──────── Material for this task

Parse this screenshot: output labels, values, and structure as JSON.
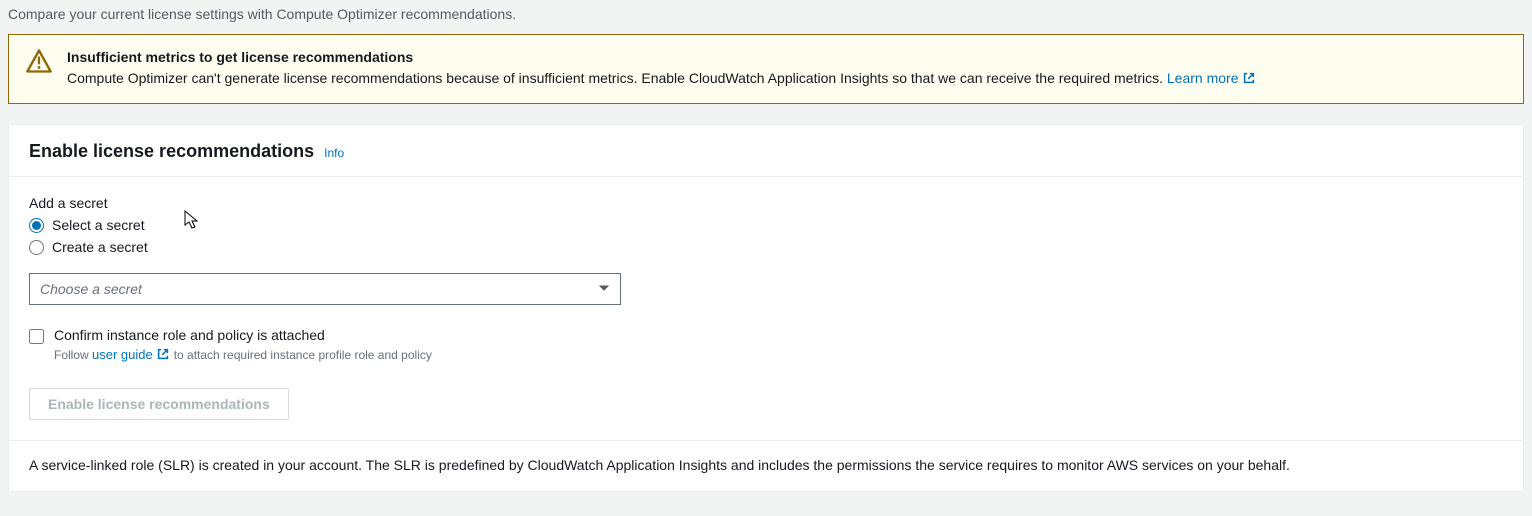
{
  "page": {
    "description": "Compare your current license settings with Compute Optimizer recommendations."
  },
  "alert": {
    "title": "Insufficient metrics to get license recommendations",
    "text": "Compute Optimizer can't generate license recommendations because of insufficient metrics. Enable CloudWatch Application Insights so that we can receive the required metrics. ",
    "learn_more": "Learn more"
  },
  "panel": {
    "title": "Enable license recommendations",
    "info": "Info"
  },
  "secret": {
    "group_label": "Add a secret",
    "option_select": "Select a secret",
    "option_create": "Create a secret",
    "dropdown_placeholder": "Choose a secret"
  },
  "confirm": {
    "label": "Confirm instance role and policy is attached",
    "help_prefix": "Follow ",
    "user_guide": "user guide",
    "help_suffix": " to attach required instance profile role and policy"
  },
  "button": {
    "enable": "Enable license recommendations"
  },
  "footnote": {
    "text": "A service-linked role (SLR) is created in your account. The SLR is predefined by CloudWatch Application Insights and includes the permissions the service requires to monitor AWS services on your behalf."
  }
}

────────────────

**Direction**
Only a number is wanted: how many lines of the material include the word "role".

**Full response**
3